Scan the data for lines with "HAZOP" and report the count by itself.

━━━

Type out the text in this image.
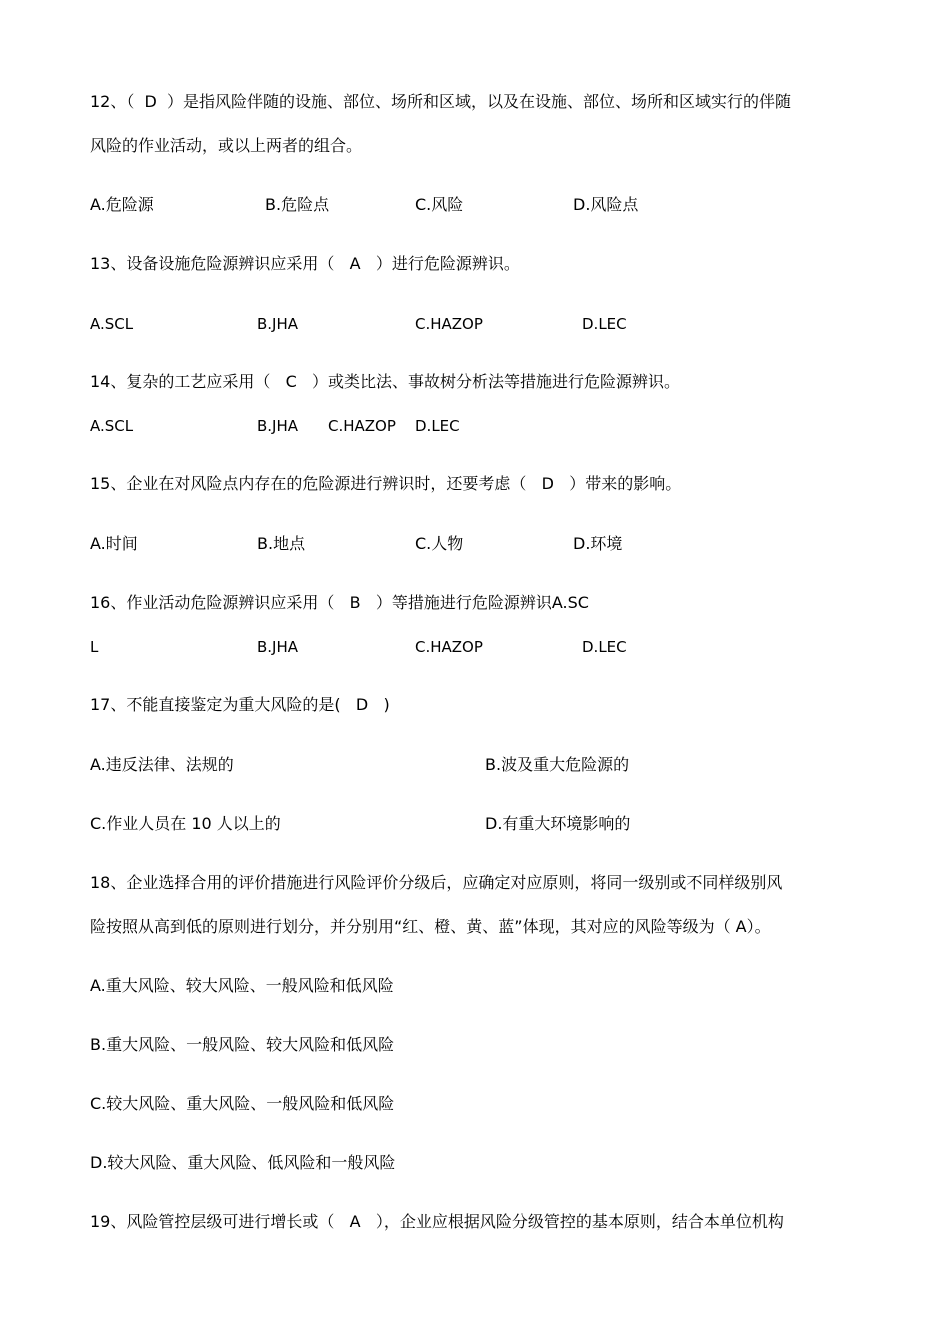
12、（  D  ）是指风险伴随的设施、部位、场所和区域，以及在设施、部位、场所和区域实行的伴随
风险的作业活动，或以上两者的组合。
A.危险源	B.危险点	C.风险	D.风险点
13、设备设施危险源辨识应采用（   A   ）进行危险源辨识。
A.SCL	B.JHA	C.HAZOP	D.LEC
14、复杂的工艺应采用（   C   ）或类比法、事故树分析法等措施进行危险源辨识。
A.SCL	B.JHA C.HAZOP D.LEC
15、企业在对风险点内存在的危险源进行辨识时，还要考虑（   D   ）带来的影响。
A.时间	B.地点	C.人物	D.环境
16、作业活动危险源辨识应采用（   B   ）等措施进行危险源辨识A.SC
L	B.JHA	C.HAZOP	D.LEC
17、不能直接鉴定为重大风险的是(   D   )
A.违反法律、法规的	B.波及重大危险源的
C.作业人员在 10 人以上的	D.有重大环境影响的
18、企业选择合用的评价措施进行风险评价分级后，应确定对应原则，将同一级别或不同样级别风
险按照从高到低的原则进行划分，并分别用“红、橙、黄、蓝”体现，其对应的风险等级为（ A）。
A.重大风险、较大风险、一般风险和低风险
B.重大风险、一般风险、较大风险和低风险
C.较大风险、重大风险、一般风险和低风险
D.较大风险、重大风险、低风险和一般风险
19、风险管控层级可进行增长或（   A   ），企业应根据风险分级管控的基本原则，结合本单位机构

━━━

§ **ANSWER**:
3